EXERCISE REQUIREMENTS: Word for word, copy all the data and drop the pictures.
⁂
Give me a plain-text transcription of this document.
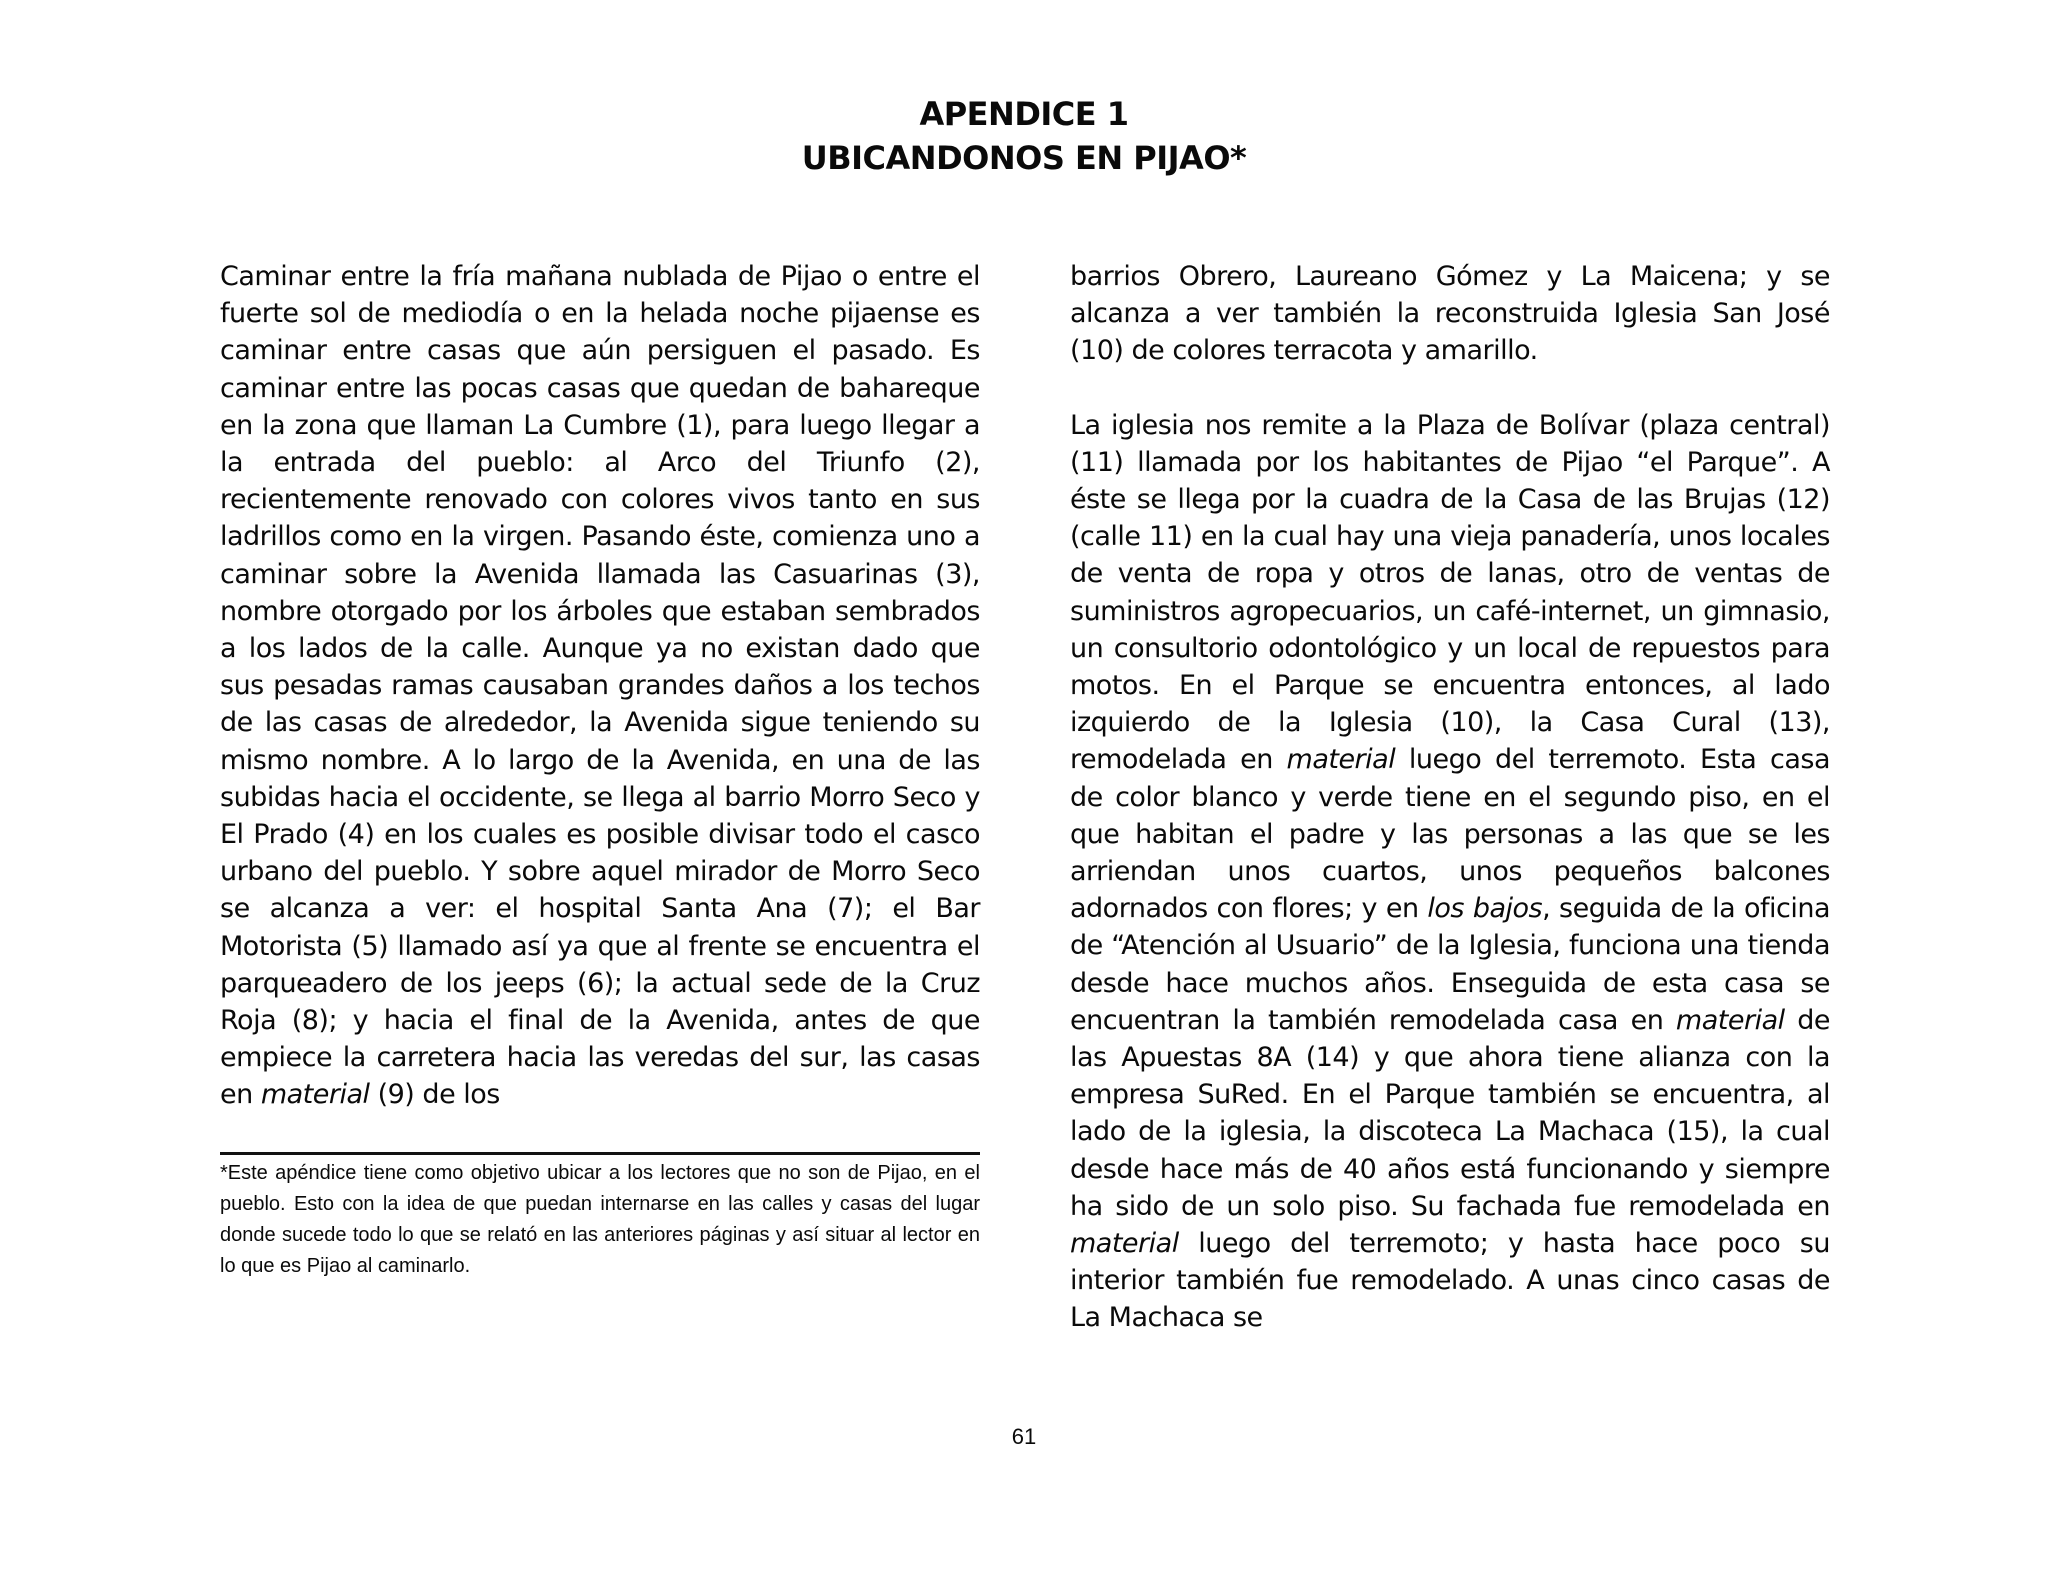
APENDICE 1
UBICANDONOS EN PIJAO*

Caminar entre la fría mañana nublada de Pijao o entre el fuerte sol de mediodía o en la helada noche pijaense es caminar entre casas que aún persiguen el pasado. Es caminar entre las pocas casas que quedan de bahareque en la zona que llaman La Cumbre (1), para luego llegar a la entrada del pueblo: al Arco del Triunfo (2), recientemente renovado con colores vivos tanto en sus ladrillos como en la virgen. Pasando éste, comienza uno a caminar sobre la Avenida llamada las Casuarinas (3), nombre otorgado por los árboles que estaban sembrados a los lados de la calle. Aunque ya no existan dado que sus pesadas ramas causaban grandes daños a los techos de las casas de alrededor, la Avenida sigue teniendo su mismo nombre. A lo largo de la Avenida, en una de las subidas hacia el occidente, se llega al barrio Morro Seco y El Prado (4) en los cuales es posible divisar todo el casco urbano del pueblo. Y sobre aquel mirador de Morro Seco se alcanza a ver: el hospital Santa Ana (7); el Bar Motorista (5) llamado así ya que al frente se encuentra el parqueadero de los jeeps (6); la actual sede de la Cruz Roja (8); y hacia el final de la Avenida, antes de que empiece la carretera hacia las veredas del sur, las casas en material (9) de los

*Este apéndice tiene como objetivo ubicar a los lectores que no son de Pijao, en el pueblo. Esto con la idea de que puedan internarse en las calles y casas del lugar donde sucede todo lo que se relató en las anteriores páginas y así situar al lector en lo que es Pijao al caminarlo.

barrios Obrero, Laureano Gómez y La Maicena; y se alcanza a ver también la reconstruida Iglesia San José (10) de colores terracota y amarillo.

La iglesia nos remite a la Plaza de Bolívar (plaza central) (11) llamada por los habitantes de Pijao “el Parque”. A éste se llega por la cuadra de la Casa de las Brujas (12) (calle 11) en la cual hay una vieja panadería, unos locales de venta de ropa y otros de lanas, otro de ventas de suministros agropecuarios, un café-internet, un gimnasio, un consultorio odontológico y un local de repuestos para motos. En el Parque se encuentra entonces, al lado izquierdo de la Iglesia (10), la Casa Cural (13), remodelada en material luego del terremoto. Esta casa de color blanco y verde tiene en el segundo piso, en el que habitan el padre y las personas a las que se les arriendan unos cuartos, unos pequeños balcones adornados con flores; y en los bajos, seguida de la oficina de “Atención al Usuario” de la Iglesia, funciona una tienda desde hace muchos años. Enseguida de esta casa se encuentran la también remodelada casa en material de las Apuestas 8A (14) y que ahora tiene alianza con la empresa SuRed. En el Parque también se encuentra, al lado de la iglesia, la discoteca La Machaca (15), la cual desde hace más de 40 años está funcionando y siempre ha sido de un solo piso. Su fachada fue remodelada en material luego del terremoto; y hasta hace poco su interior también fue remodelado. A unas cinco casas de La Machaca se

61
⁂
PROBLEM SOLUTION:
Give me a plain-text transcription of this document.
APENDICE 1
UBICANDONOS EN PIJAO*

Caminar entre la fría mañana nublada de Pijao o entre el fuerte sol de mediodía o en la helada noche pijaense es caminar entre casas que aún persiguen el pasado. Es caminar entre las pocas casas que quedan de bahareque en la zona que llaman La Cumbre (1), para luego llegar a la entrada del pueblo: al Arco del Triunfo (2), recientemente renovado con colores vivos tanto en sus ladrillos como en la virgen. Pasando éste, comienza uno a caminar sobre la Avenida llamada las Casuarinas (3), nombre otorgado por los árboles que estaban sembrados a los lados de la calle. Aunque ya no existan dado que sus pesadas ramas causaban grandes daños a los techos de las casas de alrededor, la Avenida sigue teniendo su mismo nombre. A lo largo de la Avenida, en una de las subidas hacia el occidente, se llega al barrio Morro Seco y El Prado (4) en los cuales es posible divisar todo el casco urbano del pueblo. Y sobre aquel mirador de Morro Seco se alcanza a ver: el hospital Santa Ana (7); el Bar Motorista (5) llamado así ya que al frente se encuentra el parqueadero de los jeeps (6); la actual sede de la Cruz Roja (8); y hacia el final de la Avenida, antes de que empiece la carretera hacia las veredas del sur, las casas en material (9) de los

*Este apéndice tiene como objetivo ubicar a los lectores que no son de Pijao, en el pueblo. Esto con la idea de que puedan internarse en las calles y casas del lugar donde sucede todo lo que se relató en las anteriores páginas y así situar al lector en lo que es Pijao al caminarlo.

barrios Obrero, Laureano Gómez y La Maicena; y se alcanza a ver también la reconstruida Iglesia San José (10) de colores terracota y amarillo.

La iglesia nos remite a la Plaza de Bolívar (plaza central) (11) llamada por los habitantes de Pijao “el Parque”. A éste se llega por la cuadra de la Casa de las Brujas (12) (calle 11) en la cual hay una vieja panadería, unos locales de venta de ropa y otros de lanas, otro de ventas de suministros agropecuarios, un café-internet, un gimnasio, un consultorio odontológico y un local de repuestos para motos. En el Parque se encuentra entonces, al lado izquierdo de la Iglesia (10), la Casa Cural (13), remodelada en material luego del terremoto. Esta casa de color blanco y verde tiene en el segundo piso, en el que habitan el padre y las personas a las que se les arriendan unos cuartos, unos pequeños balcones adornados con flores; y en los bajos, seguida de la oficina de “Atención al Usuario” de la Iglesia, funciona una tienda desde hace muchos años. Enseguida de esta casa se encuentran la también remodelada casa en material de las Apuestas 8A (14) y que ahora tiene alianza con la empresa SuRed. En el Parque también se encuentra, al lado de la iglesia, la discoteca La Machaca (15), la cual desde hace más de 40 años está funcionando y siempre ha sido de un solo piso. Su fachada fue remodelada en material luego del terremoto; y hasta hace poco su interior también fue remodelado. A unas cinco casas de La Machaca se

61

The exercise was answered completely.